Work instructions
Reproduce the complete listing without any deviation.
--
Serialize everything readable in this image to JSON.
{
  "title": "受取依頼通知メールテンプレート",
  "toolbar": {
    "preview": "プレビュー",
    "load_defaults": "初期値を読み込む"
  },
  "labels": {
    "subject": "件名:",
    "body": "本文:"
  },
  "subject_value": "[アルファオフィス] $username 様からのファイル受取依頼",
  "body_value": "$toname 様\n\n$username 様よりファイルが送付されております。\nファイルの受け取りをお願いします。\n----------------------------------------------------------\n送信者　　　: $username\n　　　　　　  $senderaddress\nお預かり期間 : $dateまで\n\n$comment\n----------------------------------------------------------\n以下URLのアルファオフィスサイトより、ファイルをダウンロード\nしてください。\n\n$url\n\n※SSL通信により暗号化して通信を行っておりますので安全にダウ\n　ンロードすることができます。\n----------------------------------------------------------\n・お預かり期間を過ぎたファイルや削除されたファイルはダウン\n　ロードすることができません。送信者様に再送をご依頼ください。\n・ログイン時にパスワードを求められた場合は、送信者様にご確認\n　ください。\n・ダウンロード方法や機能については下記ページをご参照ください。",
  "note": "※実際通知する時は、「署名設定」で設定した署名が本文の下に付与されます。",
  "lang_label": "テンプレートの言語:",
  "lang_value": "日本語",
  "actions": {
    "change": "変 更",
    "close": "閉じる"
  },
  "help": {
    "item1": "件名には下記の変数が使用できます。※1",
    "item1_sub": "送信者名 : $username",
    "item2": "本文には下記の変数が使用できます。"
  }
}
--
Solution to the exercise
Serialize everything readable in this image to JSON.
{
  "title": "受取依頼通知メールテンプレート",
  "toolbar": {
    "preview": "プレビュー",
    "load_defaults": "初期値を読み込む"
  },
  "labels": {
    "subject": "件名:",
    "body": "本文:"
  },
  "subject_value": "[アルファオフィス] $username 様からのファイル受取依頼",
  "body_value": "$toname 様\n\n$username 様よりファイルが送付されております。\nファイルの受け取りをお願いします。\n----------------------------------------------------------\n送信者　　　: $username\n　　　　　　  $senderaddress\nお預かり期間 : $dateまで\n\n$comment\n----------------------------------------------------------\n以下URLのアルファオフィスサイトより、ファイルをダウンロード\nしてください。\n\n$url\n\n※SSL通信により暗号化して通信を行っておりますので安全にダウ\n　ンロードすることができます。\n----------------------------------------------------------\n・お預かり期間を過ぎたファイルや削除されたファイルはダウン\n　ロードすることができません。送信者様に再送をご依頼ください。\n・ログイン時にパスワードを求められた場合は、送信者様にご確認\n　ください。\n・ダウンロード方法や機能については下記ページをご参照ください。",
  "note": "※実際通知する時は、「署名設定」で設定した署名が本文の下に付与されます。",
  "lang_label": "テンプレートの言語:",
  "lang_value": "日本語",
  "actions": {
    "change": "変 更",
    "close": "閉じる"
  },
  "help": {
    "item1": "件名には下記の変数が使用できます。※1",
    "item1_sub": "送信者名 : $username",
    "item2": "本文には下記の変数が使用できます。"
  }
}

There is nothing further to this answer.